Excerpt from a dataset
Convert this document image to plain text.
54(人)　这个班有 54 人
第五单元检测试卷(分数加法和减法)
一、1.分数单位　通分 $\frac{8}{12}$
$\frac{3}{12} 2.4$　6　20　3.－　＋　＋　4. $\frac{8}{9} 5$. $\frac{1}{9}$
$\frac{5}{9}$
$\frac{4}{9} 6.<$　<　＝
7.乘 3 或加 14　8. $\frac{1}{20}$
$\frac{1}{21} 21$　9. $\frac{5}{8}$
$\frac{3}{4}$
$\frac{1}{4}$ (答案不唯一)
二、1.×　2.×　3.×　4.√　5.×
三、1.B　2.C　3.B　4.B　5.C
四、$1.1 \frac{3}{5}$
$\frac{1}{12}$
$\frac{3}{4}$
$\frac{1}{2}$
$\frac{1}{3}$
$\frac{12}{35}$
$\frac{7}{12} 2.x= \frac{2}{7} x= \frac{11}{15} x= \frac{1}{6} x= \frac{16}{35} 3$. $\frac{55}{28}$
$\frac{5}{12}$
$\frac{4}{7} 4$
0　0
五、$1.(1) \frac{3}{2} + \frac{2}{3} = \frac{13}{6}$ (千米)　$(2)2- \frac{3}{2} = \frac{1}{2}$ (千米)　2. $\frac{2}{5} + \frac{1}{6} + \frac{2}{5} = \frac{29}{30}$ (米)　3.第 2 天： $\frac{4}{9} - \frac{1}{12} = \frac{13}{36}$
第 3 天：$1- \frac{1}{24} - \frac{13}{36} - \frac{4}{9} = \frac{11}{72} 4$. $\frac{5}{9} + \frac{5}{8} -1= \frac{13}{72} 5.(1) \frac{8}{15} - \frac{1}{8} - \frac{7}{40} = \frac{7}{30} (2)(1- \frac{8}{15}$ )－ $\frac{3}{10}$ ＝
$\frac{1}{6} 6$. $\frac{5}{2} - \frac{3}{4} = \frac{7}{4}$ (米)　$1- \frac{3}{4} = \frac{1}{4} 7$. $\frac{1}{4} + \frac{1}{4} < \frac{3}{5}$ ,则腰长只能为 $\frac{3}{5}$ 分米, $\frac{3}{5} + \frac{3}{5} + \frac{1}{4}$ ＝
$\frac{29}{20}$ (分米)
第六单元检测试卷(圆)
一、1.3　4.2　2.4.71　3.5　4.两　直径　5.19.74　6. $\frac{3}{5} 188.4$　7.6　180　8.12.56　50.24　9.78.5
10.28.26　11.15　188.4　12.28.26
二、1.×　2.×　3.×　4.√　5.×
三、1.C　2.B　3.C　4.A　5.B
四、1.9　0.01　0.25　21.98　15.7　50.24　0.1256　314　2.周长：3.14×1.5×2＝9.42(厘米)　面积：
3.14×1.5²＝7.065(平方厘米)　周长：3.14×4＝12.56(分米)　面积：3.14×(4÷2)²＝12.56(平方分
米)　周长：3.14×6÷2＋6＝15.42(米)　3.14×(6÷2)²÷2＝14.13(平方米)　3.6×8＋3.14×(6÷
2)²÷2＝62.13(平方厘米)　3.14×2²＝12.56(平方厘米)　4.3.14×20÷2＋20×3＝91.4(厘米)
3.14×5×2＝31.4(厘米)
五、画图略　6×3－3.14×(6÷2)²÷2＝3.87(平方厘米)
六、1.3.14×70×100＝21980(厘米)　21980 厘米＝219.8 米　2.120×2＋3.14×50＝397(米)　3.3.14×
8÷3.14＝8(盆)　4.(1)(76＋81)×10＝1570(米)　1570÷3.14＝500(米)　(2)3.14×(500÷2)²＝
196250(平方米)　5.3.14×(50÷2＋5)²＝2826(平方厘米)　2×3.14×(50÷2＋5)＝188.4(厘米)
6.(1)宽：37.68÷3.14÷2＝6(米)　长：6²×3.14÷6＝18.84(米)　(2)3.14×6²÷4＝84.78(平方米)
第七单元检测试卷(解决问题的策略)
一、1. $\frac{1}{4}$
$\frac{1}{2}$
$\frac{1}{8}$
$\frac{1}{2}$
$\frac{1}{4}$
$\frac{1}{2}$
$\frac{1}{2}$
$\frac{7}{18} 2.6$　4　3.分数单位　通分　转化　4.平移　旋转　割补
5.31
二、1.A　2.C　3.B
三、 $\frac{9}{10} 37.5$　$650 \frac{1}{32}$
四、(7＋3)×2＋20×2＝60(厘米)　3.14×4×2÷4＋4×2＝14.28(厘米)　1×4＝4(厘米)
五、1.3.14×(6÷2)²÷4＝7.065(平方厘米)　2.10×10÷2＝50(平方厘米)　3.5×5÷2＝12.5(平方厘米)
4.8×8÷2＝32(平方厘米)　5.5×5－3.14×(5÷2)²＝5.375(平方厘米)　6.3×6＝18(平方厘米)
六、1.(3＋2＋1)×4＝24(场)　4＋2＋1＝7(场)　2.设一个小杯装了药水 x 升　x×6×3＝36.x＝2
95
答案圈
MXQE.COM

**WHAT THE TASK REQUIRES:** Copy every record exactly, with nothing added or dropped.

**OUTPUT OF THE EXERCISE:**
Convert this document image to plain text.
54(人)　这个班有 54 人
第五单元检测试卷(分数加法和减法)
一、1.分数单位　通分 $\frac{8}{12}$
$\frac{3}{12} 2.4$　6　20　3.－　＋　＋　4. $\frac{8}{9} 5$. $\frac{1}{9}$
$\frac{5}{9}$
$\frac{4}{9} 6.<$　<　＝
7.乘 3 或加 14　8. $\frac{1}{20}$
$\frac{1}{21} 21$　9. $\frac{5}{8}$
$\frac{3}{4}$
$\frac{1}{4}$ (答案不唯一)
二、1.×　2.×　3.×　4.√　5.×
三、1.B　2.C　3.B　4.B　5.C
四、$1.1 \frac{3}{5}$
$\frac{1}{12}$
$\frac{3}{4}$
$\frac{1}{2}$
$\frac{1}{3}$
$\frac{12}{35}$
$\frac{7}{12} 2.x= \frac{2}{7} x= \frac{11}{15} x= \frac{1}{6} x= \frac{16}{35} 3$. $\frac{55}{28}$
$\frac{5}{12}$
$\frac{4}{7} 4$
0　0
五、$1.(1) \frac{3}{2} + \frac{2}{3} = \frac{13}{6}$ (千米)　$(2)2- \frac{3}{2} = \frac{1}{2}$ (千米)　2. $\frac{2}{5} + \frac{1}{6} + \frac{2}{5} = \frac{29}{30}$ (米)　3.第 2 天： $\frac{4}{9} - \frac{1}{12} = \frac{13}{36}$
第 3 天：$1- \frac{1}{24} - \frac{13}{36} - \frac{4}{9} = \frac{11}{72} 4$. $\frac{5}{9} + \frac{5}{8} -1= \frac{13}{72} 5.(1) \frac{8}{15} - \frac{1}{8} - \frac{7}{40} = \frac{7}{30} (2)(1- \frac{8}{15}$ )－ $\frac{3}{10}$ ＝
$\frac{1}{6} 6$. $\frac{5}{2} - \frac{3}{4} = \frac{7}{4}$ (米)　$1- \frac{3}{4} = \frac{1}{4} 7$. $\frac{1}{4} + \frac{1}{4} < \frac{3}{5}$ ,则腰长只能为 $\frac{3}{5}$ 分米, $\frac{3}{5} + \frac{3}{5} + \frac{1}{4}$ ＝
$\frac{29}{20}$ (分米)
第六单元检测试卷(圆)
一、1.3　4.2　2.4.71　3.5　4.两　直径　5.19.74　6. $\frac{3}{5} 188.4$　7.6　180　8.12.56　50.24　9.78.5
10.28.26　11.15　188.4　12.28.26
二、1.×　2.×　3.×　4.√　5.×
三、1.C　2.B　3.C　4.A　5.B
四、1.9　0.01　0.25　21.98　15.7　50.24　0.1256　314　2.周长：3.14×1.5×2＝9.42(厘米)　面积：
3.14×1.5²＝7.065(平方厘米)　周长：3.14×4＝12.56(分米)　面积：3.14×(4÷2)²＝12.56(平方分
米)　周长：3.14×6÷2＋6＝15.42(米)　3.14×(6÷2)²÷2＝14.13(平方米)　3.6×8＋3.14×(6÷
2)²÷2＝62.13(平方厘米)　3.14×2²＝12.56(平方厘米)　4.3.14×20÷2＋20×3＝91.4(厘米)
3.14×5×2＝31.4(厘米)
五、画图略　6×3－3.14×(6÷2)²÷2＝3.87(平方厘米)
六、1.3.14×70×100＝21980(厘米)　21980 厘米＝219.8 米　2.120×2＋3.14×50＝397(米)　3.3.14×
8÷3.14＝8(盆)　4.(1)(76＋81)×10＝1570(米)　1570÷3.14＝500(米)　(2)3.14×(500÷2)²＝
196250(平方米)　5.3.14×(50÷2＋5)²＝2826(平方厘米)　2×3.14×(50÷2＋5)＝188.4(厘米)
6.(1)宽：37.68÷3.14÷2＝6(米)　长：6²×3.14÷6＝18.84(米)　(2)3.14×6²÷4＝84.78(平方米)
第七单元检测试卷(解决问题的策略)
一、1. $\frac{1}{4}$
$\frac{1}{2}$
$\frac{1}{8}$
$\frac{1}{2}$
$\frac{1}{4}$
$\frac{1}{2}$
$\frac{1}{2}$
$\frac{7}{18} 2.6$　4　3.分数单位　通分　转化　4.平移　旋转　割补
5.31
二、1.A　2.C　3.B
三、 $\frac{9}{10} 37.5$　$650 \frac{1}{32}$
四、(7＋3)×2＋20×2＝60(厘米)　3.14×4×2÷4＋4×2＝14.28(厘米)　1×4＝4(厘米)
五、1.3.14×(6÷2)²÷4＝7.065(平方厘米)　2.10×10÷2＝50(平方厘米)　3.5×5÷2＝12.5(平方厘米)
4.8×8÷2＝32(平方厘米)　5.5×5－3.14×(5÷2)²＝5.375(平方厘米)　6.3×6＝18(平方厘米)
六、1.(3＋2＋1)×4＝24(场)　4＋2＋1＝7(场)　2.设一个小杯装了药水 x 升　x×6×3＝36.x＝2
95
答案圈
MXQE.COM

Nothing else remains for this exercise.